INSTRUCTIONS TO FOLLOW
Find every line containing the word "respuestas" in the records below; report only how many there are.

THE DATA
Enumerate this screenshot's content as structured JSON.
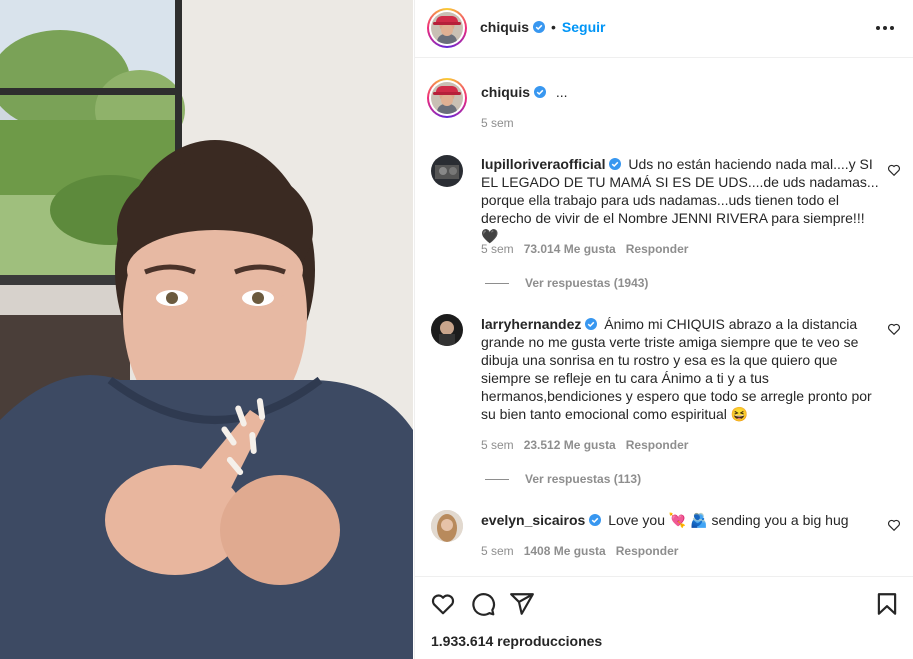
{
  "post": {
    "username": "chiquis",
    "follow_label": "Seguir",
    "caption_text": "...",
    "caption_time": "5 sem"
  },
  "comments": [
    {
      "username": "lupilloriveraofficial",
      "text": "Uds no están haciendo nada mal....y SI EL LEGADO DE TU MAMÁ SI ES DE UDS....de uds nadamas... porque ella trabajo para uds nadamas...uds tienen todo el derecho de vivir de el Nombre JENNI RIVERA para siempre!!!🖤",
      "time": "5 sem",
      "likes": "73.014 Me gusta",
      "reply": "Responder",
      "view_replies": "Ver respuestas (1943)"
    },
    {
      "username": "larryhernandez",
      "text": "Ánimo mi CHIQUIS abrazo a la distancia grande no me gusta verte triste amiga siempre que te veo se dibuja una sonrisa en tu rostro y esa es la que quiero que siempre se refleje en tu cara Ánimo a ti y a tus hermanos,bendiciones y espero que todo se arregle pronto por su bien tanto emocional como espiritual 😆",
      "time": "5 sem",
      "likes": "23.512 Me gusta",
      "reply": "Responder",
      "view_replies": "Ver respuestas (113)"
    },
    {
      "username": "evelyn_sicairos",
      "text": "Love you 💘 🫂 sending you a big hug",
      "time": "5 sem",
      "likes": "1408 Me gusta",
      "reply": "Responder"
    }
  ],
  "footer": {
    "views": "1.933.614 reproducciones"
  },
  "icons": {
    "like": "heart-icon",
    "comment": "comment-icon",
    "share": "share-icon",
    "save": "bookmark-icon",
    "more": "more-icon",
    "verified": "verified-icon"
  },
  "colors": {
    "accent": "#0095f6",
    "verified": "#3897f0",
    "muted": "#8e8e8e",
    "text": "#262626"
  }
}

SOLUTION FOR THIS TASK
2